[Dataset records]
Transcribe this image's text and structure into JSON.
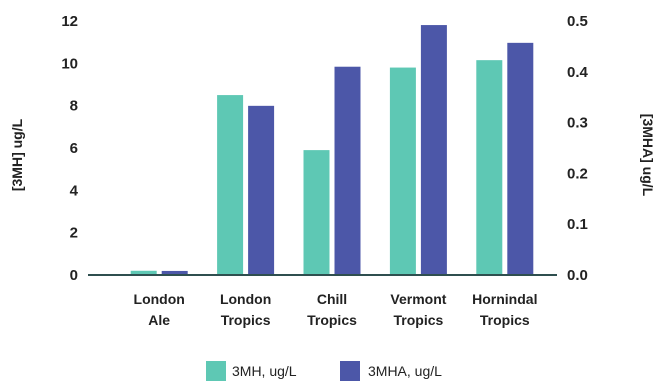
{
  "chart_data": {
    "type": "bar",
    "categories": [
      [
        "London",
        "Ale"
      ],
      [
        "London",
        "Tropics"
      ],
      [
        "Chill",
        "Tropics"
      ],
      [
        "Vermont",
        "Tropics"
      ],
      [
        "Hornindal",
        "Tropics"
      ]
    ],
    "series": [
      {
        "name": "3MH, ug/L",
        "axis": "left",
        "color": "#5ec8b4",
        "values": [
          0.2,
          8.5,
          5.9,
          9.8,
          10.15
        ]
      },
      {
        "name": "3MHA, ug/L",
        "axis": "right",
        "color": "#4c57a8",
        "values": [
          0.008,
          0.333,
          0.41,
          0.492,
          0.457
        ]
      }
    ],
    "ylabel": "[3MH] ug/L",
    "y2label": "[3MHA] ug/L",
    "ylim": [
      0,
      12
    ],
    "y2lim": [
      0,
      0.5
    ],
    "yticks": [
      "0",
      "2",
      "4",
      "6",
      "8",
      "10",
      "12"
    ],
    "y2ticks": [
      "0.0",
      "0.1",
      "0.2",
      "0.3",
      "0.4",
      "0.5"
    ],
    "grid": false,
    "legend_position": "bottom"
  }
}
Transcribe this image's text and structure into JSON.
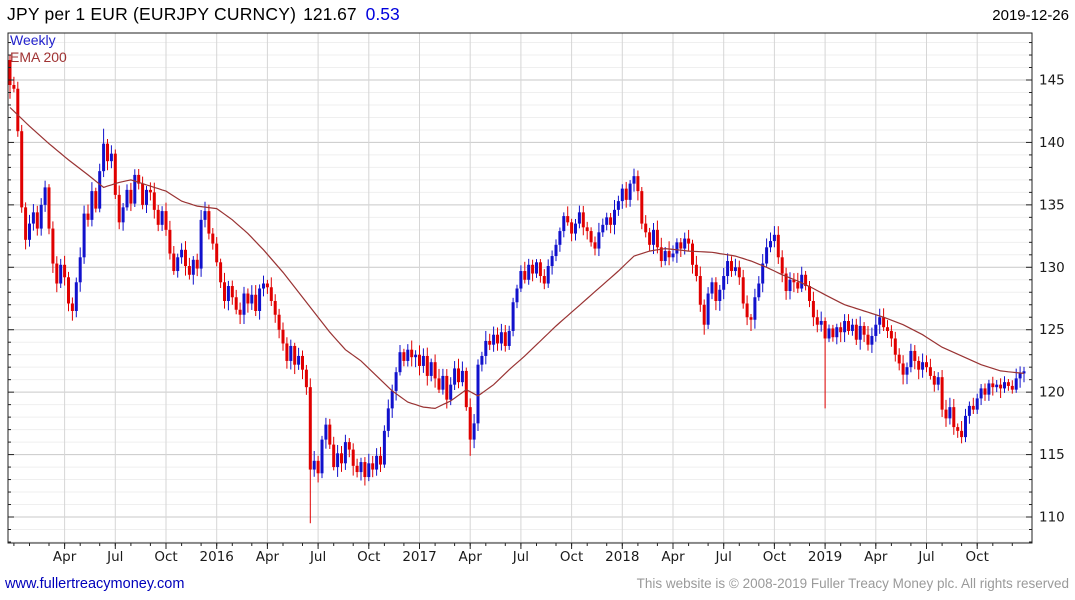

## [WORK INSTRUCTIONS]
Repeat the data exactly, without the pictures.

## [SOLUTION TO THE PROBLEM]
Transcribe this image's text and structure into JSON.
{
  "chart_data": {
    "type": "bar",
    "categories": [
      [
        "London",
        "Ale"
      ],
      [
        "London",
        "Tropics"
      ],
      [
        "Chill",
        "Tropics"
      ],
      [
        "Vermont",
        "Tropics"
      ],
      [
        "Hornindal",
        "Tropics"
      ]
    ],
    "series": [
      {
        "name": "3MH, ug/L",
        "axis": "left",
        "color": "#5ec8b4",
        "values": [
          0.2,
          8.5,
          5.9,
          9.8,
          10.15
        ]
      },
      {
        "name": "3MHA, ug/L",
        "axis": "right",
        "color": "#4c57a8",
        "values": [
          0.008,
          0.333,
          0.41,
          0.492,
          0.457
        ]
      }
    ],
    "ylabel": "[3MH] ug/L",
    "y2label": "[3MHA] ug/L",
    "ylim": [
      0,
      12
    ],
    "y2lim": [
      0,
      0.5
    ],
    "yticks": [
      "0",
      "2",
      "4",
      "6",
      "8",
      "10",
      "12"
    ],
    "y2ticks": [
      "0.0",
      "0.1",
      "0.2",
      "0.3",
      "0.4",
      "0.5"
    ],
    "grid": false,
    "legend_position": "bottom"
  }
}
Transcribe this image's text and structure into JSON.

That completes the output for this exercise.